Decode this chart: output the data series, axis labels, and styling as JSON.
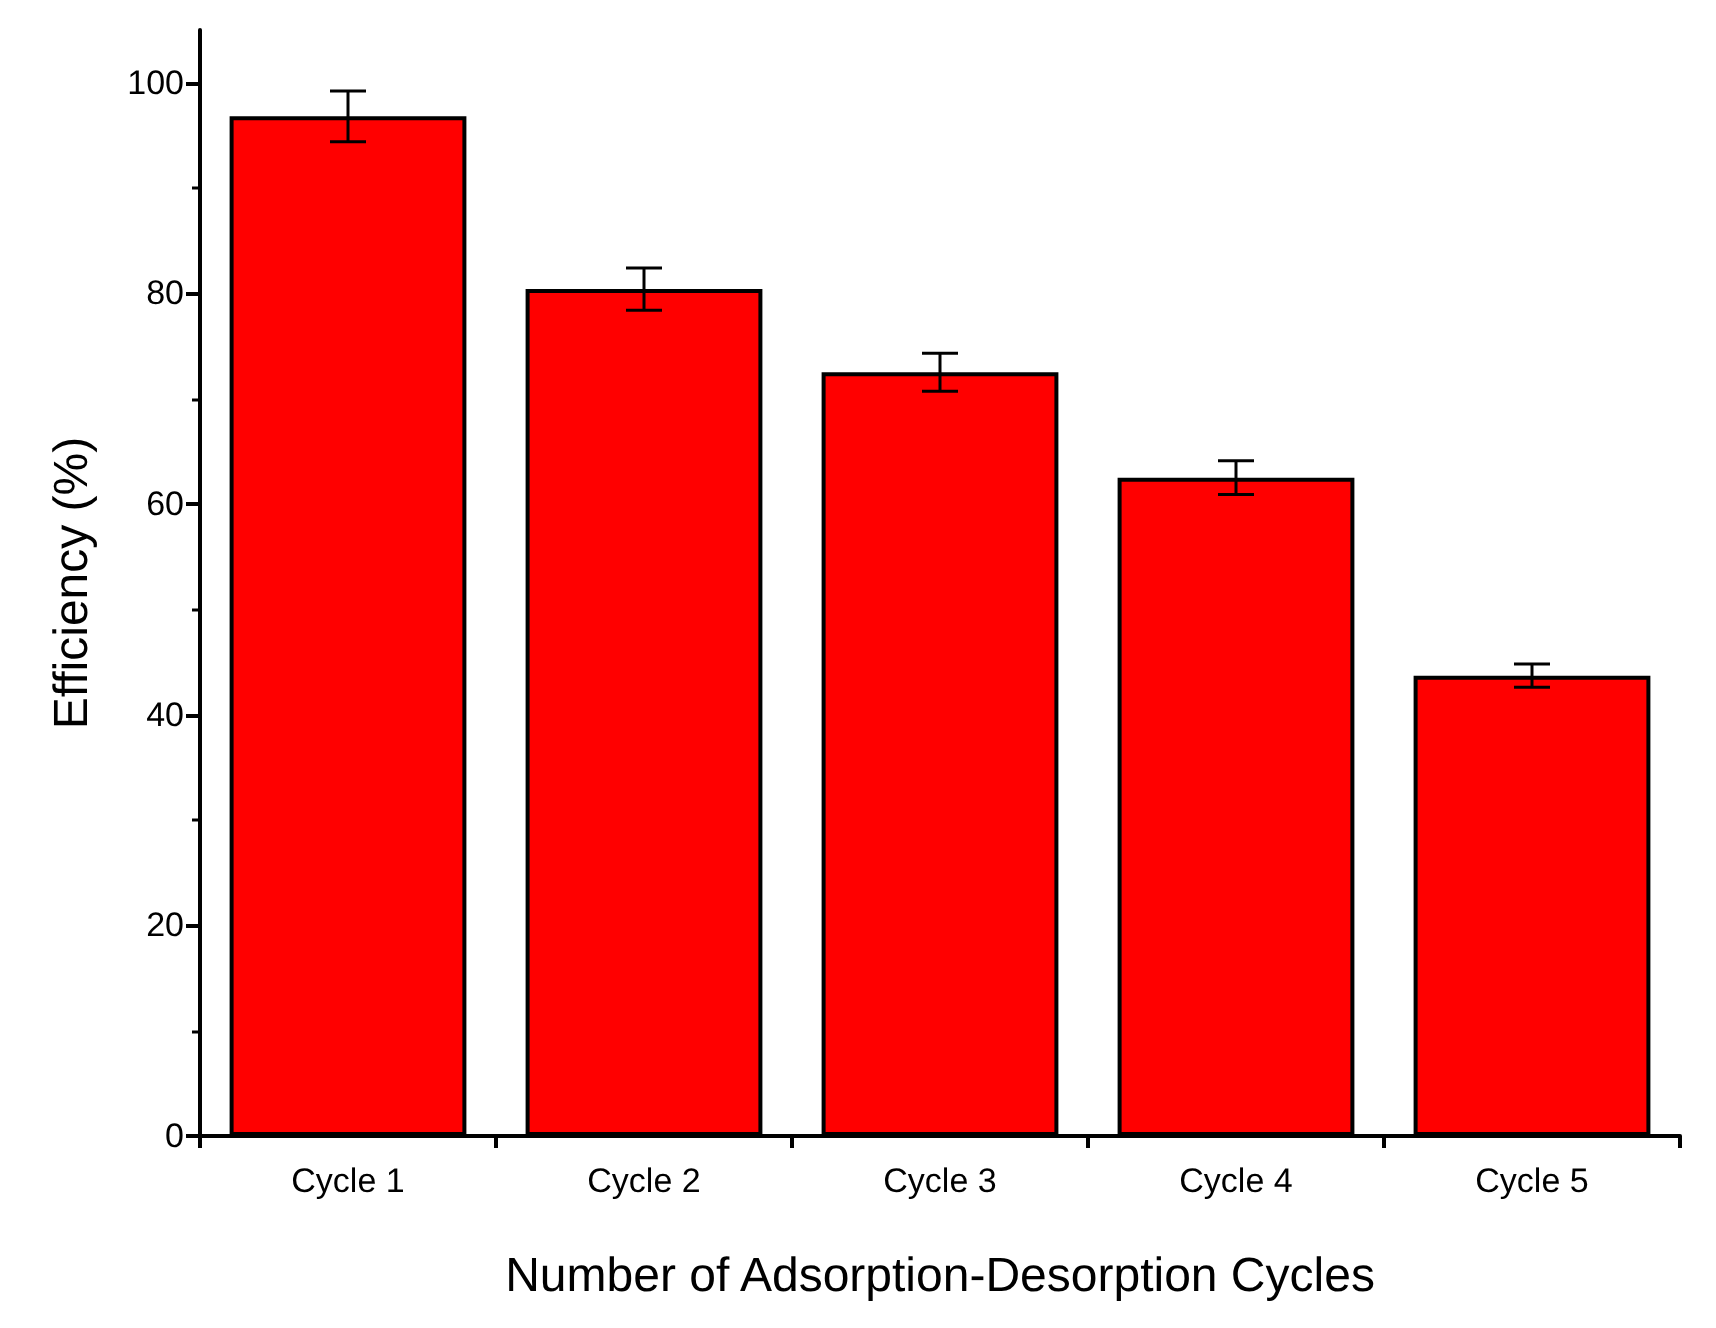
{
  "chart_data": {
    "type": "bar",
    "xlabel": "Number of Adsorption-Desorption Cycles",
    "ylabel": "Efficiency (%)",
    "categories": [
      "Cycle 1",
      "Cycle 2",
      "Cycle 3",
      "Cycle 4",
      "Cycle 5"
    ],
    "values": [
      96.8,
      80.4,
      72.5,
      62.5,
      43.7
    ],
    "errors": [
      2.4,
      2.0,
      1.8,
      1.6,
      1.1
    ],
    "color": "#ff0000",
    "ylim": [
      0,
      105
    ],
    "yticks": [
      0,
      20,
      40,
      60,
      80,
      100
    ],
    "grid": false
  }
}
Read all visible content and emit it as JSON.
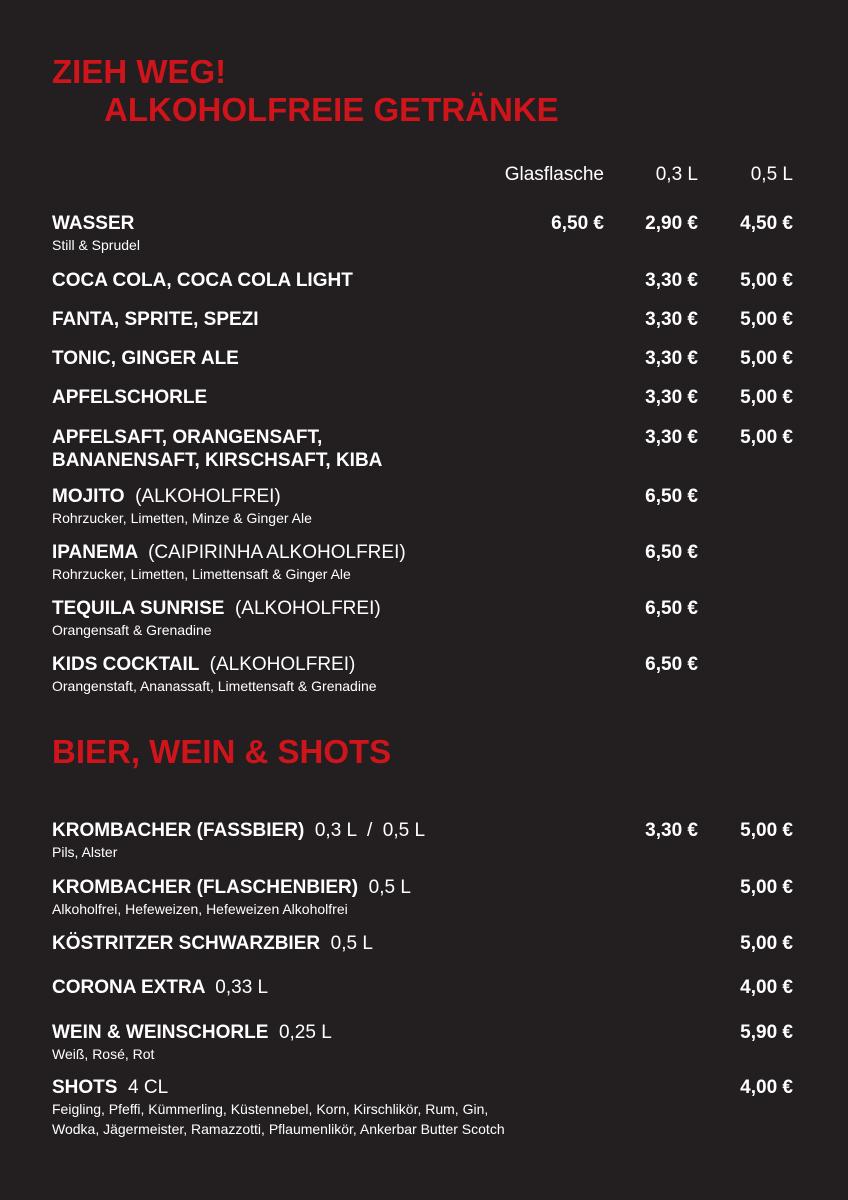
........
**YOUR INSTRUCTIONS:**
Copy the records above exactly, leaving out every picture.

**WRITTEN RESPONSE:**
Decode this chart: output the data series, axis labels, and styling as JSON.
{
  "chart_data": {
    "type": "bar",
    "xlabel": "Number of Adsorption-Desorption Cycles",
    "ylabel": "Efficiency (%)",
    "categories": [
      "Cycle 1",
      "Cycle 2",
      "Cycle 3",
      "Cycle 4",
      "Cycle 5"
    ],
    "values": [
      96.8,
      80.4,
      72.5,
      62.5,
      43.7
    ],
    "errors": [
      2.4,
      2.0,
      1.8,
      1.6,
      1.1
    ],
    "color": "#ff0000",
    "ylim": [
      0,
      105
    ],
    "yticks": [
      0,
      20,
      40,
      60,
      80,
      100
    ],
    "grid": false
  }
}
Read all visible content and emit it as JSON.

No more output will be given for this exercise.